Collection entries

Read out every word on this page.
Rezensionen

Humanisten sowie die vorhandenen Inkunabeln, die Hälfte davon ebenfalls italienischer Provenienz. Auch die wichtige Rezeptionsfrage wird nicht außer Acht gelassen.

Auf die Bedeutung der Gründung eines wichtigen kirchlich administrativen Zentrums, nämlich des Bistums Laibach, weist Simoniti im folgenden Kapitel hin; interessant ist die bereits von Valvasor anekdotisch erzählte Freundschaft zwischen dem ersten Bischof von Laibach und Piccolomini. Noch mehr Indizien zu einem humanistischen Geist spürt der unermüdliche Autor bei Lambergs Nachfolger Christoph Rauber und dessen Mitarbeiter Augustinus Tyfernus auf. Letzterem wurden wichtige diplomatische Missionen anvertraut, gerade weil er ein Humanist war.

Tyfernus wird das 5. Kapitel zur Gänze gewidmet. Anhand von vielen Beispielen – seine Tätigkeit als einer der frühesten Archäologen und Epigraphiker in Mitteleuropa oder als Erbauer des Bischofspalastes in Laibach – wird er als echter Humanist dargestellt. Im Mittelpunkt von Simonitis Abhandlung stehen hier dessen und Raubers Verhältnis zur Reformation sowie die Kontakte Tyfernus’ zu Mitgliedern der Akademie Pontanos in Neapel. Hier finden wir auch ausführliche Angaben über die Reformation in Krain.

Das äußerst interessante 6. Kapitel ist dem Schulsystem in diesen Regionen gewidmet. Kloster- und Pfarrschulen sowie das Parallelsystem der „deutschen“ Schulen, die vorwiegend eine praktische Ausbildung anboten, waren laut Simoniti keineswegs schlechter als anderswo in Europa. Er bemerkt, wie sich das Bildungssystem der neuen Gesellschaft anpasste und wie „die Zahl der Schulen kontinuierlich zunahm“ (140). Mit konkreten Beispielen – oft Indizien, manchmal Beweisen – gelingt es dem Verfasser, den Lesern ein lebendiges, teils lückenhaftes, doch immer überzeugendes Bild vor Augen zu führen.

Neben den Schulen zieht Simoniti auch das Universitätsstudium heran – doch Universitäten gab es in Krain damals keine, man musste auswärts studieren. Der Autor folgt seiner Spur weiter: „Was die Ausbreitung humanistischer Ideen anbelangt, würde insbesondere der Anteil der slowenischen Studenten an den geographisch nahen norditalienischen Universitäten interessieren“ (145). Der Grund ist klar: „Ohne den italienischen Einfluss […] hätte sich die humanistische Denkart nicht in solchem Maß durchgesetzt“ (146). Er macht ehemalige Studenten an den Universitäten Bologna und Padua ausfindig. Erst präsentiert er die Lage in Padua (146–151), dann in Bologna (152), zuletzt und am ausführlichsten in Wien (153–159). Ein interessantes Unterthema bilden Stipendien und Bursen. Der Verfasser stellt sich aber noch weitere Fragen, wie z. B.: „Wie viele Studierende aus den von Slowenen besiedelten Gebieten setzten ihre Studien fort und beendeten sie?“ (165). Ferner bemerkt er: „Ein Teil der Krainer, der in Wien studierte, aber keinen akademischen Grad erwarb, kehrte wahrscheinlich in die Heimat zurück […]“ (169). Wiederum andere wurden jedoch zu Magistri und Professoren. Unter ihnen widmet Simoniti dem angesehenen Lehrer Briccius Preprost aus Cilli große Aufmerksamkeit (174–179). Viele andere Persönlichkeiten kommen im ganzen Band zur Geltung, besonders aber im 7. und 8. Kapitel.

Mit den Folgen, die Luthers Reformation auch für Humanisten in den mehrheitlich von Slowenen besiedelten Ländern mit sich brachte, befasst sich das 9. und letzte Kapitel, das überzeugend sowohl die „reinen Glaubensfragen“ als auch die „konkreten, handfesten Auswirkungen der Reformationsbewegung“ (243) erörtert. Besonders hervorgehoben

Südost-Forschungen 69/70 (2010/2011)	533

YOUR GOAL:
Retype the listing exactly, in full.

COMPLETE OUTPUT:
Read out every word on this page.
Rezensionen

Humanisten sowie die vorhandenen Inkunabeln, die Hälfte davon ebenfalls italienischer Provenienz. Auch die wichtige Rezeptionsfrage wird nicht außer Acht gelassen.

Auf die Bedeutung der Gründung eines wichtigen kirchlich administrativen Zentrums, nämlich des Bistums Laibach, weist Simoniti im folgenden Kapitel hin; interessant ist die bereits von Valvasor anekdotisch erzählte Freundschaft zwischen dem ersten Bischof von Laibach und Piccolomini. Noch mehr Indizien zu einem humanistischen Geist spürt der unermüdliche Autor bei Lambergs Nachfolger Christoph Rauber und dessen Mitarbeiter Augustinus Tyfernus auf. Letzterem wurden wichtige diplomatische Missionen anvertraut, gerade weil er ein Humanist war.

Tyfernus wird das 5. Kapitel zur Gänze gewidmet. Anhand von vielen Beispielen – seine Tätigkeit als einer der frühesten Archäologen und Epigraphiker in Mitteleuropa oder als Erbauer des Bischofspalastes in Laibach – wird er als echter Humanist dargestellt. Im Mittelpunkt von Simonitis Abhandlung stehen hier dessen und Raubers Verhältnis zur Reformation sowie die Kontakte Tyfernus’ zu Mitgliedern der Akademie Pontanos in Neapel. Hier finden wir auch ausführliche Angaben über die Reformation in Krain.

Das äußerst interessante 6. Kapitel ist dem Schulsystem in diesen Regionen gewidmet. Kloster- und Pfarrschulen sowie das Parallelsystem der „deutschen“ Schulen, die vorwiegend eine praktische Ausbildung anboten, waren laut Simoniti keineswegs schlechter als anderswo in Europa. Er bemerkt, wie sich das Bildungssystem der neuen Gesellschaft anpasste und wie „die Zahl der Schulen kontinuierlich zunahm“ (140). Mit konkreten Beispielen – oft Indizien, manchmal Beweisen – gelingt es dem Verfasser, den Lesern ein lebendiges, teils lückenhaftes, doch immer überzeugendes Bild vor Augen zu führen.

Neben den Schulen zieht Simoniti auch das Universitätsstudium heran – doch Universitäten gab es in Krain damals keine, man musste auswärts studieren. Der Autor folgt seiner Spur weiter: „Was die Ausbreitung humanistischer Ideen anbelangt, würde insbesondere der Anteil der slowenischen Studenten an den geographisch nahen norditalienischen Universitäten interessieren“ (145). Der Grund ist klar: „Ohne den italienischen Einfluss […] hätte sich die humanistische Denkart nicht in solchem Maß durchgesetzt“ (146). Er macht ehemalige Studenten an den Universitäten Bologna und Padua ausfindig. Erst präsentiert er die Lage in Padua (146–151), dann in Bologna (152), zuletzt und am ausführlichsten in Wien (153–159). Ein interessantes Unterthema bilden Stipendien und Bursen. Der Verfasser stellt sich aber noch weitere Fragen, wie z. B.: „Wie viele Studierende aus den von Slowenen besiedelten Gebieten setzten ihre Studien fort und beendeten sie?“ (165). Ferner bemerkt er: „Ein Teil der Krainer, der in Wien studierte, aber keinen akademischen Grad erwarb, kehrte wahrscheinlich in die Heimat zurück […]“ (169). Wiederum andere wurden jedoch zu Magistri und Professoren. Unter ihnen widmet Simoniti dem angesehenen Lehrer Briccius Preprost aus Cilli große Aufmerksamkeit (174–179). Viele andere Persönlichkeiten kommen im ganzen Band zur Geltung, besonders aber im 7. und 8. Kapitel.

Mit den Folgen, die Luthers Reformation auch für Humanisten in den mehrheitlich von Slowenen besiedelten Ländern mit sich brachte, befasst sich das 9. und letzte Kapitel, das überzeugend sowohl die „reinen Glaubensfragen“ als auch die „konkreten, handfesten Auswirkungen der Reformationsbewegung“ (243) erörtert. Besonders hervorgehoben

Südost-Forschungen 69/70 (2010/2011)	533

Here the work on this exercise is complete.